### PROBLEM TO SOLVE
Write out each line of the material again, word for word.

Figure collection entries
'''

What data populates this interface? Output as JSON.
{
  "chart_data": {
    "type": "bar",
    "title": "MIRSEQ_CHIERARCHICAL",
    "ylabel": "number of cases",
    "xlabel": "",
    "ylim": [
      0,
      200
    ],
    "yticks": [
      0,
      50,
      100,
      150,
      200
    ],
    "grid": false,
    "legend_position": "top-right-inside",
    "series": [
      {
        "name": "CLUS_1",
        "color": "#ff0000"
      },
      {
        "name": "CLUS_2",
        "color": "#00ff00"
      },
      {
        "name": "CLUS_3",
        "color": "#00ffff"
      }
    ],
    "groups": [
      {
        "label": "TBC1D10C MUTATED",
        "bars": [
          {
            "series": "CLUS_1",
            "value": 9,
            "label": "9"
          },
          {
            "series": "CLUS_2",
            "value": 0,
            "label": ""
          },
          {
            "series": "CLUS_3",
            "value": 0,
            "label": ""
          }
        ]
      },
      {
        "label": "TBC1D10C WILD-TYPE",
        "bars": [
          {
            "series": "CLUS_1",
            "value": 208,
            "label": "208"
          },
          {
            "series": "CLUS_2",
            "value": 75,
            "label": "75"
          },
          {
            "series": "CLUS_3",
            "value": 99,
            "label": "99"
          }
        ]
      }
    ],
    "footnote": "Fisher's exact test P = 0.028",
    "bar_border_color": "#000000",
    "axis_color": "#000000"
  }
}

'''

### FINAL RESULT
What data populates this interface? Output as JSON.
{
  "chart_data": {
    "type": "bar",
    "title": "MIRSEQ_CHIERARCHICAL",
    "ylabel": "number of cases",
    "xlabel": "",
    "ylim": [
      0,
      200
    ],
    "yticks": [
      0,
      50,
      100,
      150,
      200
    ],
    "grid": false,
    "legend_position": "top-right-inside",
    "series": [
      {
        "name": "CLUS_1",
        "color": "#ff0000"
      },
      {
        "name": "CLUS_2",
        "color": "#00ff00"
      },
      {
        "name": "CLUS_3",
        "color": "#00ffff"
      }
    ],
    "groups": [
      {
        "label": "TBC1D10C MUTATED",
        "bars": [
          {
            "series": "CLUS_1",
            "value": 9,
            "label": "9"
          },
          {
            "series": "CLUS_2",
            "value": 0,
            "label": ""
          },
          {
            "series": "CLUS_3",
            "value": 0,
            "label": ""
          }
        ]
      },
      {
        "label": "TBC1D10C WILD-TYPE",
        "bars": [
          {
            "series": "CLUS_1",
            "value": 208,
            "label": "208"
          },
          {
            "series": "CLUS_2",
            "value": 75,
            "label": "75"
          },
          {
            "series": "CLUS_3",
            "value": 99,
            "label": "99"
          }
        ]
      }
    ],
    "footnote": "Fisher's exact test P = 0.028",
    "bar_border_color": "#000000",
    "axis_color": "#000000"
  }
}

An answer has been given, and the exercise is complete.